[Entries from a visual dataset]
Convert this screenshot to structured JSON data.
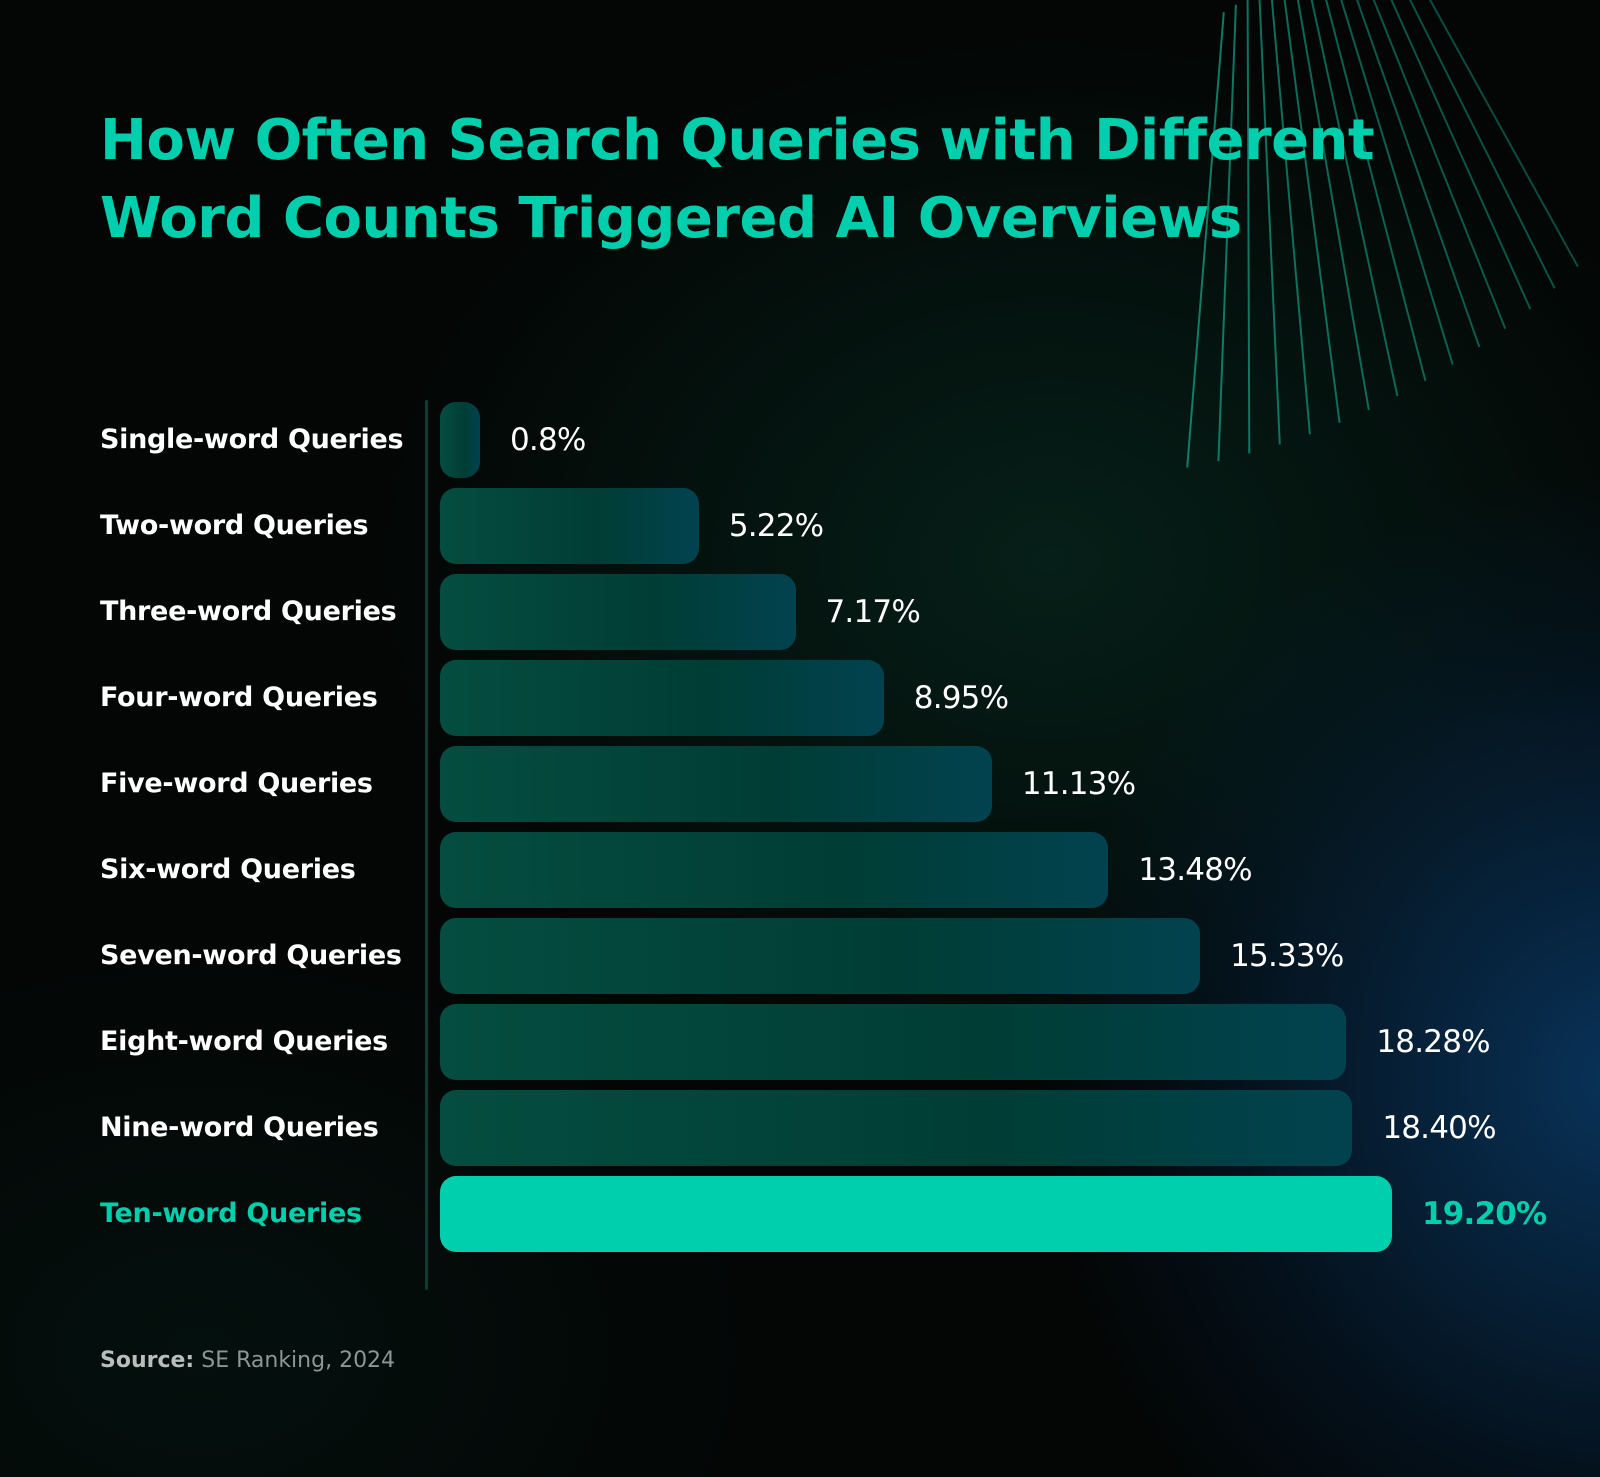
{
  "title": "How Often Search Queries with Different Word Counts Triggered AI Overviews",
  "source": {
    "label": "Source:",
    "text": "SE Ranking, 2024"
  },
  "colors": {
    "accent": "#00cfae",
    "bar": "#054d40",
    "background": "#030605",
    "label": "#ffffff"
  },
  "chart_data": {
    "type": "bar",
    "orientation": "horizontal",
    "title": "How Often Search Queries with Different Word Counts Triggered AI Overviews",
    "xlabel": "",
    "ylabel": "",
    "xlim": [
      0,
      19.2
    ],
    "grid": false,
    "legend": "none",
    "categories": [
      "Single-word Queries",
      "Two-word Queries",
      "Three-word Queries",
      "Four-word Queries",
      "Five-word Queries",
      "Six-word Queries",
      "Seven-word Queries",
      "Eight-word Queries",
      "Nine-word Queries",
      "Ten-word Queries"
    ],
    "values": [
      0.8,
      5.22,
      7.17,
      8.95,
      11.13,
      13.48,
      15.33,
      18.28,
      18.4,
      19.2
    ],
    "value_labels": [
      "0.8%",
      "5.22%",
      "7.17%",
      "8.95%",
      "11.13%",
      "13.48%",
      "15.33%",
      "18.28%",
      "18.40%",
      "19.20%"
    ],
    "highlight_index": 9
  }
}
--
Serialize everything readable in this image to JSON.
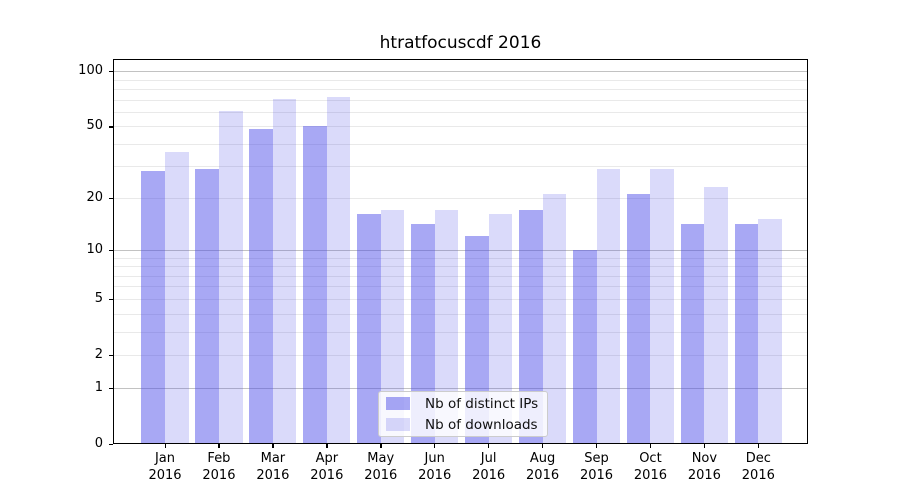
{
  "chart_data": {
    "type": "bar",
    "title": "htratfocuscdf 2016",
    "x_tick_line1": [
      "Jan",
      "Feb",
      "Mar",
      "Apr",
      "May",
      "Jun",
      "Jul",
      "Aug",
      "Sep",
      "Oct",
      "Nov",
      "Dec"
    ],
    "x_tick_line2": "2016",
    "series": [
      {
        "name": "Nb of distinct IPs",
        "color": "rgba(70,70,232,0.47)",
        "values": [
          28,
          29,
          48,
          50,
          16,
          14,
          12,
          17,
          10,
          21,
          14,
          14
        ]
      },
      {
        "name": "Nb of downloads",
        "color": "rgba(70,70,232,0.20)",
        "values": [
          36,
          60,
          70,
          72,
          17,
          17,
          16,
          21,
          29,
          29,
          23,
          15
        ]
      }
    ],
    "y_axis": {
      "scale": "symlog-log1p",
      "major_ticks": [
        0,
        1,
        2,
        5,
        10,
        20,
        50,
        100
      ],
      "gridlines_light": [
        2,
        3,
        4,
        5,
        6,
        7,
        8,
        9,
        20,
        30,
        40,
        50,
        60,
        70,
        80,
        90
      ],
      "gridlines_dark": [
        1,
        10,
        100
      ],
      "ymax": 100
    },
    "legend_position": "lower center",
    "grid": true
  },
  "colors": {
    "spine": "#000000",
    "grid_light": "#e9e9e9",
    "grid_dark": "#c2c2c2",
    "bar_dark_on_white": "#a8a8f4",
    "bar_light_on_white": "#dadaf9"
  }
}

## PROBLEM:
Lines that hold the word "Triggered" are the ones to return, every one of them.

## TASK ANSWER:
  "title": "How Often Search Queries with Different Word Counts Triggered AI Overviews",
    "title": "How Often Search Queries with Different Word Counts Triggered AI Overviews",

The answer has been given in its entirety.